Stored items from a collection
★ ★ ★ ★

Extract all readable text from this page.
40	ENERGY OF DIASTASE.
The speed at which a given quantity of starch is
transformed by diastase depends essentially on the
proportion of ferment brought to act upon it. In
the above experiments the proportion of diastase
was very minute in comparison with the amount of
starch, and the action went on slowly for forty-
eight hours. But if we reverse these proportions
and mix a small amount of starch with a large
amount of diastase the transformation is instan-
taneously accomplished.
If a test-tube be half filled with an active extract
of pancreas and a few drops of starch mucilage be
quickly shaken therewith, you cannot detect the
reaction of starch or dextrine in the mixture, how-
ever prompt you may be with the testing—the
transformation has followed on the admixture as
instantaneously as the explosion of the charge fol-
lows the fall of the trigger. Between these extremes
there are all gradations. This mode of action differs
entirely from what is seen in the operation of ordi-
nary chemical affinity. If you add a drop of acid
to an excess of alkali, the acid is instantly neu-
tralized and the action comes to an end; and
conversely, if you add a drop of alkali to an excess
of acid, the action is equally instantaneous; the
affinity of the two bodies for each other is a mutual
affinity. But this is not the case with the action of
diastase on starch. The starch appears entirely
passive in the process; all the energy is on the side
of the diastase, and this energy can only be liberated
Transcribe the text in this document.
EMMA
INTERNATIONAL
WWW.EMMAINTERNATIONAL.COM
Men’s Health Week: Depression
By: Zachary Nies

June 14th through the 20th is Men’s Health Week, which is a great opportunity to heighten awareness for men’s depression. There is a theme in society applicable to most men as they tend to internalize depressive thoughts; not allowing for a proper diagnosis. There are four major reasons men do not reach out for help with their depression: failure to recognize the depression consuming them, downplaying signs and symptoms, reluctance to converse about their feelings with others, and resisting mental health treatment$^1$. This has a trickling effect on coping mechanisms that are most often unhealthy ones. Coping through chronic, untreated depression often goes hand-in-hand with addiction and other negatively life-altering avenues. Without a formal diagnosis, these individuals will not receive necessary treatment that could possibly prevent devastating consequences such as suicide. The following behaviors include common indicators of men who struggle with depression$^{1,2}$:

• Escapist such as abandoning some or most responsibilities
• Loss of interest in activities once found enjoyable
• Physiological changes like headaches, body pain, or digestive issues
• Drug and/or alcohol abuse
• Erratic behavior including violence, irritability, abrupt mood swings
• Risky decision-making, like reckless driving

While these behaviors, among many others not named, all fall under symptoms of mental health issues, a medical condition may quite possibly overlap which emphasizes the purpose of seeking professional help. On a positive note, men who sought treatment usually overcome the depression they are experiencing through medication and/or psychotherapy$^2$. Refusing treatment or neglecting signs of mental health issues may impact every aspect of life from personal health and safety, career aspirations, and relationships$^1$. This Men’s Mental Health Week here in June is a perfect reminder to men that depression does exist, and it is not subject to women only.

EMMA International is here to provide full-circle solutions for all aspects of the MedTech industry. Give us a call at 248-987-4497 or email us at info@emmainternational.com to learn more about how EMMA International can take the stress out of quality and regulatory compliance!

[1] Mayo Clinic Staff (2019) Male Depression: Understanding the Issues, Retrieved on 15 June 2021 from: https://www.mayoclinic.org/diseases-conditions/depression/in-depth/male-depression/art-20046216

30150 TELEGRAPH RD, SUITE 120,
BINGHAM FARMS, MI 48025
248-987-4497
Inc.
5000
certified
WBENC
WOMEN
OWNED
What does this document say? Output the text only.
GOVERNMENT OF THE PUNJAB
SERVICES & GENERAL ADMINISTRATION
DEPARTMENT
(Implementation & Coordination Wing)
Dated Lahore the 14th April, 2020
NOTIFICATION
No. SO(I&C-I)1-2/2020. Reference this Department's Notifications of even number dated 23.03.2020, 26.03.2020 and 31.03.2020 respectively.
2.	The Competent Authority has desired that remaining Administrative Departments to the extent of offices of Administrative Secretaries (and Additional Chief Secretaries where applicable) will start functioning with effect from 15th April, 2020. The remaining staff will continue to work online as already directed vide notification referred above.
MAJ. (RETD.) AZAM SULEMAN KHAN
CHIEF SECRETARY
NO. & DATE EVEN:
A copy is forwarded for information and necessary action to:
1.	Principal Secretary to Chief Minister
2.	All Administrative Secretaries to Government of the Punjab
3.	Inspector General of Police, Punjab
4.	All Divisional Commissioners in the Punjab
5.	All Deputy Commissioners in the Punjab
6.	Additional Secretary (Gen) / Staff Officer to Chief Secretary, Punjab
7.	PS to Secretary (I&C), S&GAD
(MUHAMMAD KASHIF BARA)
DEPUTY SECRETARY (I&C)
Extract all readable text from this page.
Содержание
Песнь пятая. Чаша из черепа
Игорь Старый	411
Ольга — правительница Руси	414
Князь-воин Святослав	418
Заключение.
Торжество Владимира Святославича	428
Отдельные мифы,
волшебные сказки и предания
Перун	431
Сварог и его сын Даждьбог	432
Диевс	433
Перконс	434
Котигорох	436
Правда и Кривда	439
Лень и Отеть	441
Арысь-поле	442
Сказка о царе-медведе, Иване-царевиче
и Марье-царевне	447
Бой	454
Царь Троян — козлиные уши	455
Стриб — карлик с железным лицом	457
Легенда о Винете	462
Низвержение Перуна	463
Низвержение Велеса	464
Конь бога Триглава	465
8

★ ★ ★ ★

◆ Task instructions ◆
Copy out the material above in its entirety. Every detail must match.

◆ Response ◆
Extract all readable text from this page.
40	ENERGY OF DIASTASE.
The speed at which a given quantity of starch is
transformed by diastase depends essentially on the
proportion of ferment brought to act upon it. In
the above experiments the proportion of diastase
was very minute in comparison with the amount of
starch, and the action went on slowly for forty-
eight hours. But if we reverse these proportions
and mix a small amount of starch with a large
amount of diastase the transformation is instan-
taneously accomplished.
If a test-tube be half filled with an active extract
of pancreas and a few drops of starch mucilage be
quickly shaken therewith, you cannot detect the
reaction of starch or dextrine in the mixture, how-
ever prompt you may be with the testing—the
transformation has followed on the admixture as
instantaneously as the explosion of the charge fol-
lows the fall of the trigger. Between these extremes
there are all gradations. This mode of action differs
entirely from what is seen in the operation of ordi-
nary chemical affinity. If you add a drop of acid
to an excess of alkali, the acid is instantly neu-
tralized and the action comes to an end; and
conversely, if you add a drop of alkali to an excess
of acid, the action is equally instantaneous; the
affinity of the two bodies for each other is a mutual
affinity. But this is not the case with the action of
diastase on starch. The starch appears entirely
passive in the process; all the energy is on the side
of the diastase, and this energy can only be liberated
Transcribe the text in this document.
EMMA
INTERNATIONAL
WWW.EMMAINTERNATIONAL.COM
Men’s Health Week: Depression
By: Zachary Nies

June 14th through the 20th is Men’s Health Week, which is a great opportunity to heighten awareness for men’s depression. There is a theme in society applicable to most men as they tend to internalize depressive thoughts; not allowing for a proper diagnosis. There are four major reasons men do not reach out for help with their depression: failure to recognize the depression consuming them, downplaying signs and symptoms, reluctance to converse about their feelings with others, and resisting mental health treatment$^1$. This has a trickling effect on coping mechanisms that are most often unhealthy ones. Coping through chronic, untreated depression often goes hand-in-hand with addiction and other negatively life-altering avenues. Without a formal diagnosis, these individuals will not receive necessary treatment that could possibly prevent devastating consequences such as suicide. The following behaviors include common indicators of men who struggle with depression$^{1,2}$:

• Escapist such as abandoning some or most responsibilities
• Loss of interest in activities once found enjoyable
• Physiological changes like headaches, body pain, or digestive issues
• Drug and/or alcohol abuse
• Erratic behavior including violence, irritability, abrupt mood swings
• Risky decision-making, like reckless driving

While these behaviors, among many others not named, all fall under symptoms of mental health issues, a medical condition may quite possibly overlap which emphasizes the purpose of seeking professional help. On a positive note, men who sought treatment usually overcome the depression they are experiencing through medication and/or psychotherapy$^2$. Refusing treatment or neglecting signs of mental health issues may impact every aspect of life from personal health and safety, career aspirations, and relationships$^1$. This Men’s Mental Health Week here in June is a perfect reminder to men that depression does exist, and it is not subject to women only.

EMMA International is here to provide full-circle solutions for all aspects of the MedTech industry. Give us a call at 248-987-4497 or email us at info@emmainternational.com to learn more about how EMMA International can take the stress out of quality and regulatory compliance!

[1] Mayo Clinic Staff (2019) Male Depression: Understanding the Issues, Retrieved on 15 June 2021 from: https://www.mayoclinic.org/diseases-conditions/depression/in-depth/male-depression/art-20046216

30150 TELEGRAPH RD, SUITE 120,
BINGHAM FARMS, MI 48025
248-987-4497
Inc.
5000
certified
WBENC
WOMEN
OWNED
What does this document say? Output the text only.
GOVERNMENT OF THE PUNJAB
SERVICES & GENERAL ADMINISTRATION
DEPARTMENT
(Implementation & Coordination Wing)
Dated Lahore the 14th April, 2020
NOTIFICATION
No. SO(I&C-I)1-2/2020. Reference this Department's Notifications of even number dated 23.03.2020, 26.03.2020 and 31.03.2020 respectively.
2.	The Competent Authority has desired that remaining Administrative Departments to the extent of offices of Administrative Secretaries (and Additional Chief Secretaries where applicable) will start functioning with effect from 15th April, 2020. The remaining staff will continue to work online as already directed vide notification referred above.
MAJ. (RETD.) AZAM SULEMAN KHAN
CHIEF SECRETARY
NO. & DATE EVEN:
A copy is forwarded for information and necessary action to:
1.	Principal Secretary to Chief Minister
2.	All Administrative Secretaries to Government of the Punjab
3.	Inspector General of Police, Punjab
4.	All Divisional Commissioners in the Punjab
5.	All Deputy Commissioners in the Punjab
6.	Additional Secretary (Gen) / Staff Officer to Chief Secretary, Punjab
7.	PS to Secretary (I&C), S&GAD
(MUHAMMAD KASHIF BARA)
DEPUTY SECRETARY (I&C)
Extract all readable text from this page.
Содержание
Песнь пятая. Чаша из черепа
Игорь Старый	411
Ольга — правительница Руси	414
Князь-воин Святослав	418
Заключение.
Торжество Владимира Святославича	428
Отдельные мифы,
волшебные сказки и предания
Перун	431
Сварог и его сын Даждьбог	432
Диевс	433
Перконс	434
Котигорох	436
Правда и Кривда	439
Лень и Отеть	441
Арысь-поле	442
Сказка о царе-медведе, Иване-царевиче
и Марье-царевне	447
Бой	454
Царь Троян — козлиные уши	455
Стриб — карлик с железным лицом	457
Легенда о Винете	462
Низвержение Перуна	463
Низвержение Велеса	464
Конь бога Триглава	465
8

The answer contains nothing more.